Identify, in the records below, every line where the string "Garnett" appears, and copy each such line.

>> Begin Recorded information

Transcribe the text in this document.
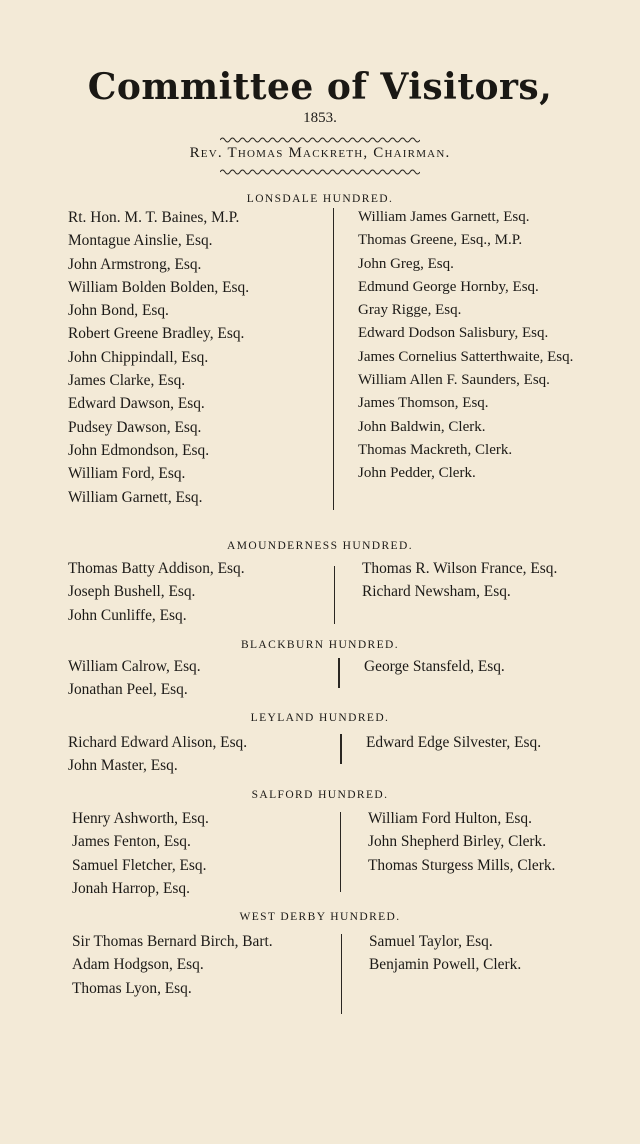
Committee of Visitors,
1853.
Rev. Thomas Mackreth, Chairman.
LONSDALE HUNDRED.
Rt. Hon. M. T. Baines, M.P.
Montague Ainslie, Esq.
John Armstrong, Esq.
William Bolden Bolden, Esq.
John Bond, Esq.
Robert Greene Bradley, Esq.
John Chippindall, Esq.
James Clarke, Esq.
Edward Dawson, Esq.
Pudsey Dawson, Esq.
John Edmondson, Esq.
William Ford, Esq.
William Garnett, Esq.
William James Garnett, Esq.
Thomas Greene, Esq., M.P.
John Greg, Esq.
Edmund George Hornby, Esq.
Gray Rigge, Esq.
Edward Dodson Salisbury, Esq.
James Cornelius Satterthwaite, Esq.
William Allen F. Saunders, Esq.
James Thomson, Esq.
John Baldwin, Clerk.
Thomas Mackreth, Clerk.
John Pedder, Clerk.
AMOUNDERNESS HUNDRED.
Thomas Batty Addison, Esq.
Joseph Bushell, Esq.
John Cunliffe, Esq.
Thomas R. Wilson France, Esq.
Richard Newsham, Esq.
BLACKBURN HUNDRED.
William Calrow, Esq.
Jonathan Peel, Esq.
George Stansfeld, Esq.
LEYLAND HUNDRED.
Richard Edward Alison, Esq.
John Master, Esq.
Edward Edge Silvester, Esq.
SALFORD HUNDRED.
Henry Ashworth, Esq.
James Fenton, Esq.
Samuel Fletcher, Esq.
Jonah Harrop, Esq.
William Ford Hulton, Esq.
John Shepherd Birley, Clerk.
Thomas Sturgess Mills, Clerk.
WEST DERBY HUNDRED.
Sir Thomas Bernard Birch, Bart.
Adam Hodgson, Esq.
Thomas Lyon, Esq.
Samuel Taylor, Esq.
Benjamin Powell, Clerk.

>> End Recorded information
>> Begin Recorded information

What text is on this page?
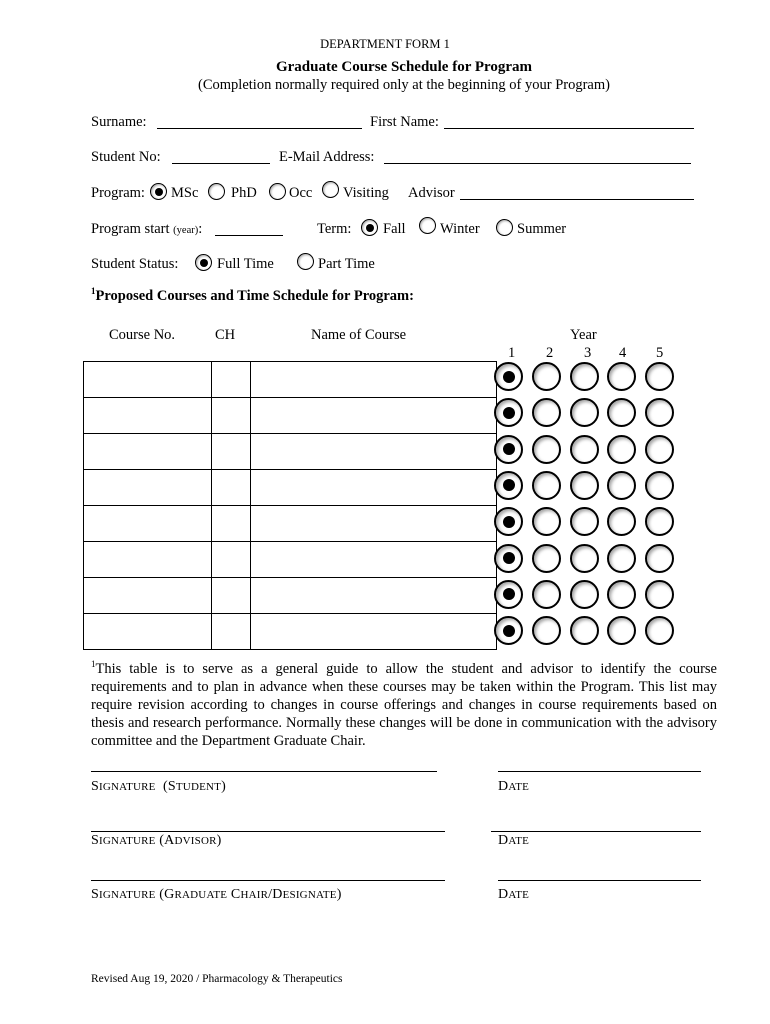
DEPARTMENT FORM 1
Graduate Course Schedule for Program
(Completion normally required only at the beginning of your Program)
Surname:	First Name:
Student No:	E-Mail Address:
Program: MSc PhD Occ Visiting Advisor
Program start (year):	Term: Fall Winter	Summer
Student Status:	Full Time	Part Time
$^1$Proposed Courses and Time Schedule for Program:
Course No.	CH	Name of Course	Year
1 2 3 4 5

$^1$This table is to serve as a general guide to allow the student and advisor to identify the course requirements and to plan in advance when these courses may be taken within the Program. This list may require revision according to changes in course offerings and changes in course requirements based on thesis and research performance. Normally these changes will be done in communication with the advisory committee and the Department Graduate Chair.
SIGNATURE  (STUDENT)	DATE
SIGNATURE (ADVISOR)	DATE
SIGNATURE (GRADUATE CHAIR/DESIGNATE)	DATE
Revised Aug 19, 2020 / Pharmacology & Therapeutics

>> End Recorded information

◆ Reply to the task ◆
William Garnett, Esq.
William James Garnett, Esq.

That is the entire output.